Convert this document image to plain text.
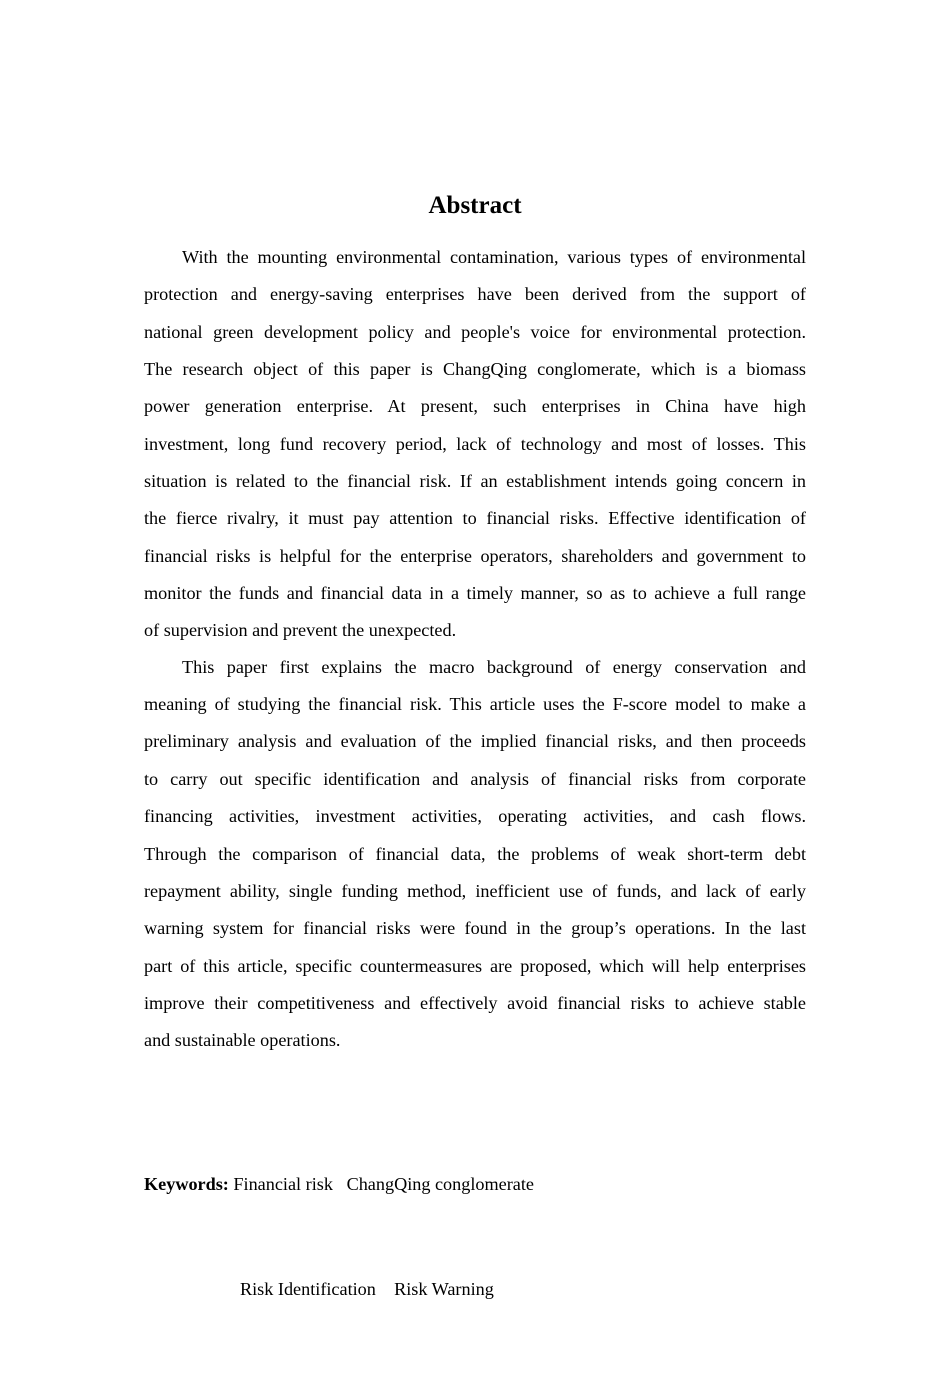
Abstract
With the mounting environmental contamination, various types of environmental
protection and energy-saving enterprises have been derived from the support of
national green development policy and people's voice for environmental protection.
The research object of this paper is ChangQing conglomerate, which is a biomass
power generation enterprise. At present, such enterprises in China have high
investment, long fund recovery period, lack of technology and most of losses. This
situation is related to the financial risk. If an establishment intends going concern in
the fierce rivalry, it must pay attention to financial risks. Effective identification of
financial risks is helpful for the enterprise operators, shareholders and government to
monitor the funds and financial data in a timely manner, so as to achieve a full range
of supervision and prevent the unexpected.
This paper first explains the macro background of energy conservation and
meaning of studying the financial risk. This article uses the F-score model to make a
preliminary analysis and evaluation of the implied financial risks, and then proceeds
to carry out specific identification and analysis of financial risks from corporate
financing activities, investment activities, operating activities, and cash flows.
Through the comparison of financial data, the problems of weak short-term debt
repayment ability, single funding method, inefficient use of funds, and lack of early
warning system for financial risks were found in the group’s operations. In the last
part of this article, specific countermeasures are proposed, which will help enterprises
improve their competitiveness and effectively avoid financial risks to achieve stable
and sustainable operations.

Keywords: Financial risk ChangQing conglomerate

Risk Identification Risk Warning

Stated task: Copy the whole of the material above exactly, but not its images.

Correct answer:
Convert this document image to plain text.
Abstract
With the mounting environmental contamination, various types of environmental
protection and energy-saving enterprises have been derived from the support of
national green development policy and people's voice for environmental protection.
The research object of this paper is ChangQing conglomerate, which is a biomass
power generation enterprise. At present, such enterprises in China have high
investment, long fund recovery period, lack of technology and most of losses. This
situation is related to the financial risk. If an establishment intends going concern in
the fierce rivalry, it must pay attention to financial risks. Effective identification of
financial risks is helpful for the enterprise operators, shareholders and government to
monitor the funds and financial data in a timely manner, so as to achieve a full range
of supervision and prevent the unexpected.
This paper first explains the macro background of energy conservation and
meaning of studying the financial risk. This article uses the F-score model to make a
preliminary analysis and evaluation of the implied financial risks, and then proceeds
to carry out specific identification and analysis of financial risks from corporate
financing activities, investment activities, operating activities, and cash flows.
Through the comparison of financial data, the problems of weak short-term debt
repayment ability, single funding method, inefficient use of funds, and lack of early
warning system for financial risks were found in the group’s operations. In the last
part of this article, specific countermeasures are proposed, which will help enterprises
improve their competitiveness and effectively avoid financial risks to achieve stable
and sustainable operations.

Keywords: Financial risk ChangQing conglomerate

Risk Identification Risk Warning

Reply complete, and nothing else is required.